**Entries supplied:**
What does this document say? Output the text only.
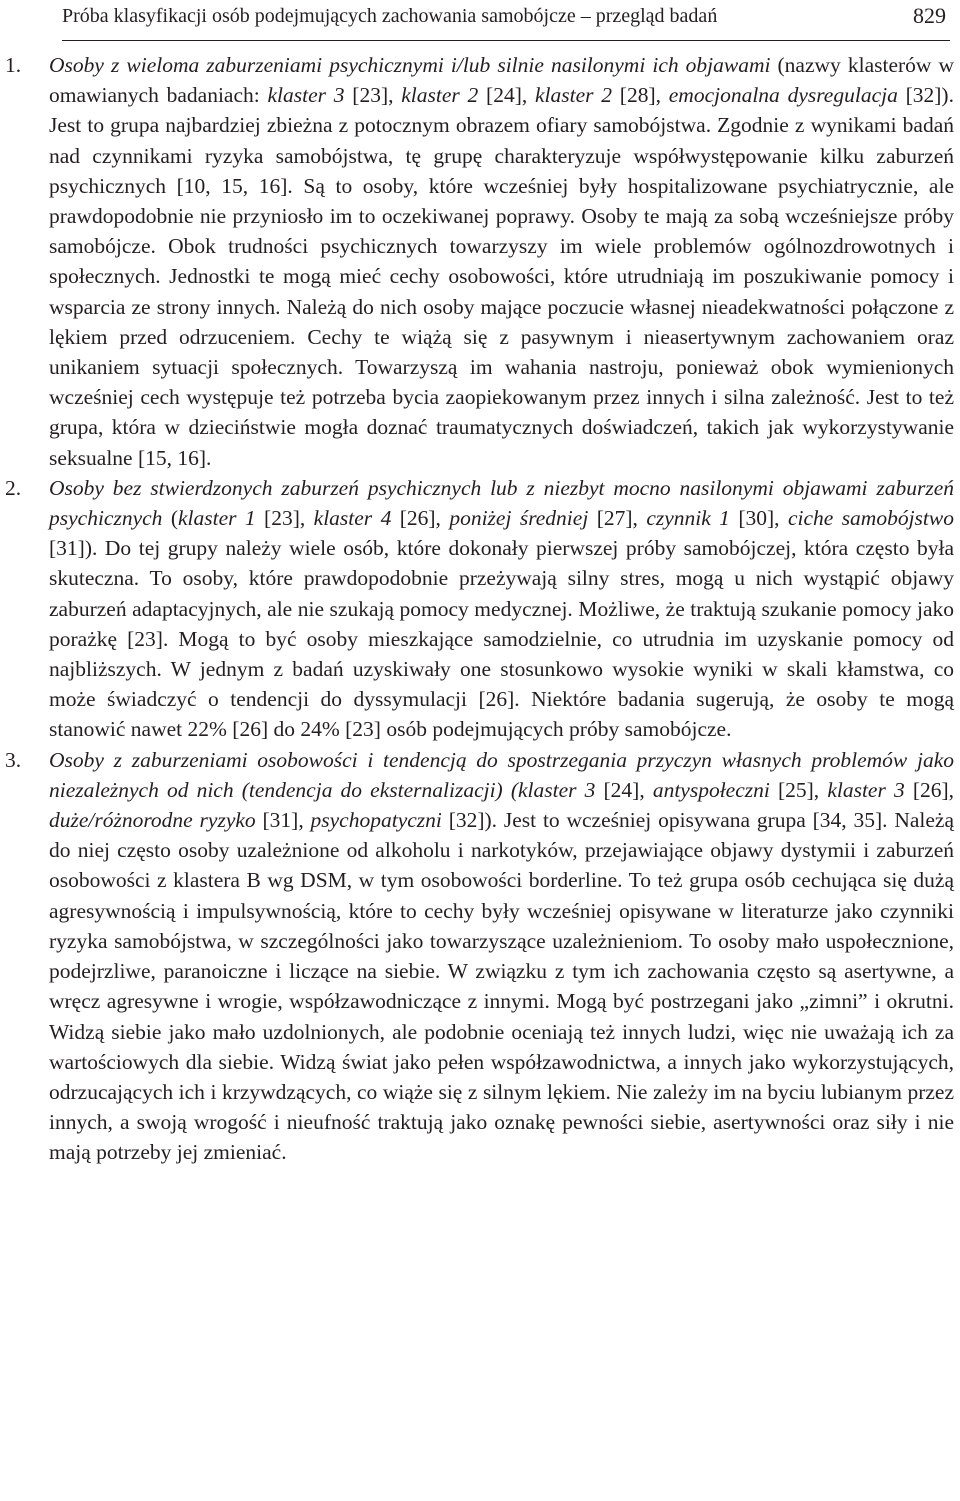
Próba klasyfikacji osób podejmujących zachowania samobójcze – przegląd badań	829
1. Osoby z wieloma zaburzeniami psychicznymi i/lub silnie nasilonymi ich objawami (nazwy klasterów w omawianych badaniach: klaster 3 [23], klaster 2 [24], klaster 2 [28], emocjonalna dysregulacja [32]). Jest to grupa najbardziej zbieżna z potocznym obrazem ofiary samobójstwa. Zgodnie z wynikami badań nad czynnikami ryzyka samobójstwa, tę grupę charakteryzuje współwystępowanie kilku zaburzeń psychicznych [10, 15, 16]. Są to osoby, które wcześniej były hospitalizowane psychiatrycznie, ale prawdopodobnie nie przyniosło im to oczekiwanej poprawy. Osoby te mają za sobą wcześniejsze próby samobójcze. Obok trudności psychicznych towarzyszy im wiele problemów ogólnozdrowotnych i społecznych. Jednostki te mogą mieć cechy osobowości, które utrudniają im poszukiwanie pomocy i wsparcia ze strony innych. Należą do nich osoby mające poczucie własnej nieadekwatności połączone z lękiem przed odrzuceniem. Cechy te wiążą się z pasywnym i nieasertywnym zachowaniem oraz unikaniem sytuacji społecznych. Towarzyszą im wahania nastroju, ponieważ obok wymienionych wcześniej cech występuje też potrzeba bycia zaopiekowanym przez innych i silna zależność. Jest to też grupa, która w dzieciństwie mogła doznać traumatycznych doświadczeń, takich jak wykorzystywanie seksualne [15, 16].

2. Osoby bez stwierdzonych zaburzeń psychicznych lub z niezbyt mocno nasilonymi objawami zaburzeń psychicznych (klaster 1 [23], klaster 4 [26], poniżej średniej [27], czynnik 1 [30], ciche samobójstwo [31]). Do tej grupy należy wiele osób, które dokonały pierwszej próby samobójczej, która często była skuteczna. To osoby, które prawdopodobnie przeżywają silny stres, mogą u nich wystąpić objawy zaburzeń adaptacyjnych, ale nie szukają pomocy medycznej. Możliwe, że traktują szukanie pomocy jako porażkę [23]. Mogą to być osoby mieszkające samodzielnie, co utrudnia im uzyskanie pomocy od najbliższych. W jednym z badań uzyskiwały one stosunkowo wysokie wyniki w skali kłamstwa, co może świadczyć o tendencji do dyssymulacji [26]. Niektóre badania sugerują, że osoby te mogą stanowić nawet 22% [26] do 24% [23] osób podejmujących próby samobójcze.

3. Osoby z zaburzeniami osobowości i tendencją do spostrzegania przyczyn własnych problemów jako niezależnych od nich (tendencja do eksternalizacji) (klaster 3 [24], antyspołeczni [25], klaster 3 [26], duże/różnorodne ryzyko [31], psychopatyczni [32]). Jest to wcześniej opisywana grupa [34, 35]. Należą do niej często osoby uzależnione od alkoholu i narkotyków, przejawiające objawy dystymii i zaburzeń osobowości z klastera B wg DSM, w tym osobowości borderline. To też grupa osób cechująca się dużą agresywnością i impulsywnością, które to cechy były wcześniej opisywane w literaturze jako czynniki ryzyka samobójstwa, w szczególności jako towarzyszące uzależnieniom. To osoby mało uspołecznione, podejrzliwe, paranoiczne i liczące na siebie. W związku z tym ich zachowania często są asertywne, a wręcz agresywne i wrogie, współzawodniczące z innymi. Mogą być postrzegani jako „zimni” i okrutni. Widzą siebie jako mało uzdolnionych, ale podobnie oceniają też innych ludzi, więc nie uważają ich za wartościowych dla siebie. Widzą świat jako pełen współzawodnictwa, a innych jako wykorzystujących, odrzucających ich i krzywdzących, co wiąże się z silnym lękiem. Nie zależy im na byciu lubianym przez innych, a swoją wrogość i nieufność traktują jako oznakę pewności siebie, asertywności oraz siły i nie mają potrzeby jej zmieniać.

**Do this:** Repeat each entry above word for word, leaving every picture out.

**Response to the task:**
What does this document say? Output the text only.
Próba klasyfikacji osób podejmujących zachowania samobójcze – przegląd badań	829
1. Osoby z wieloma zaburzeniami psychicznymi i/lub silnie nasilonymi ich objawami (nazwy klasterów w omawianych badaniach: klaster 3 [23], klaster 2 [24], klaster 2 [28], emocjonalna dysregulacja [32]). Jest to grupa najbardziej zbieżna z potocznym obrazem ofiary samobójstwa. Zgodnie z wynikami badań nad czynnikami ryzyka samobójstwa, tę grupę charakteryzuje współwystępowanie kilku zaburzeń psychicznych [10, 15, 16]. Są to osoby, które wcześniej były hospitalizowane psychiatrycznie, ale prawdopodobnie nie przyniosło im to oczekiwanej poprawy. Osoby te mają za sobą wcześniejsze próby samobójcze. Obok trudności psychicznych towarzyszy im wiele problemów ogólnozdrowotnych i społecznych. Jednostki te mogą mieć cechy osobowości, które utrudniają im poszukiwanie pomocy i wsparcia ze strony innych. Należą do nich osoby mające poczucie własnej nieadekwatności połączone z lękiem przed odrzuceniem. Cechy te wiążą się z pasywnym i nieasertywnym zachowaniem oraz unikaniem sytuacji społecznych. Towarzyszą im wahania nastroju, ponieważ obok wymienionych wcześniej cech występuje też potrzeba bycia zaopiekowanym przez innych i silna zależność. Jest to też grupa, która w dzieciństwie mogła doznać traumatycznych doświadczeń, takich jak wykorzystywanie seksualne [15, 16].

2. Osoby bez stwierdzonych zaburzeń psychicznych lub z niezbyt mocno nasilonymi objawami zaburzeń psychicznych (klaster 1 [23], klaster 4 [26], poniżej średniej [27], czynnik 1 [30], ciche samobójstwo [31]). Do tej grupy należy wiele osób, które dokonały pierwszej próby samobójczej, która często była skuteczna. To osoby, które prawdopodobnie przeżywają silny stres, mogą u nich wystąpić objawy zaburzeń adaptacyjnych, ale nie szukają pomocy medycznej. Możliwe, że traktują szukanie pomocy jako porażkę [23]. Mogą to być osoby mieszkające samodzielnie, co utrudnia im uzyskanie pomocy od najbliższych. W jednym z badań uzyskiwały one stosunkowo wysokie wyniki w skali kłamstwa, co może świadczyć o tendencji do dyssymulacji [26]. Niektóre badania sugerują, że osoby te mogą stanowić nawet 22% [26] do 24% [23] osób podejmujących próby samobójcze.

3. Osoby z zaburzeniami osobowości i tendencją do spostrzegania przyczyn własnych problemów jako niezależnych od nich (tendencja do eksternalizacji) (klaster 3 [24], antyspołeczni [25], klaster 3 [26], duże/różnorodne ryzyko [31], psychopatyczni [32]). Jest to wcześniej opisywana grupa [34, 35]. Należą do niej często osoby uzależnione od alkoholu i narkotyków, przejawiające objawy dystymii i zaburzeń osobowości z klastera B wg DSM, w tym osobowości borderline. To też grupa osób cechująca się dużą agresywnością i impulsywnością, które to cechy były wcześniej opisywane w literaturze jako czynniki ryzyka samobójstwa, w szczególności jako towarzyszące uzależnieniom. To osoby mało uspołecznione, podejrzliwe, paranoiczne i liczące na siebie. W związku z tym ich zachowania często są asertywne, a wręcz agresywne i wrogie, współzawodniczące z innymi. Mogą być postrzegani jako „zimni” i okrutni. Widzą siebie jako mało uzdolnionych, ale podobnie oceniają też innych ludzi, więc nie uważają ich za wartościowych dla siebie. Widzą świat jako pełen współzawodnictwa, a innych jako wykorzystujących, odrzucających ich i krzywdzących, co wiąże się z silnym lękiem. Nie zależy im na byciu lubianym przez innych, a swoją wrogość i nieufność traktują jako oznakę pewności siebie, asertywności oraz siły i nie mają potrzeby jej zmieniać.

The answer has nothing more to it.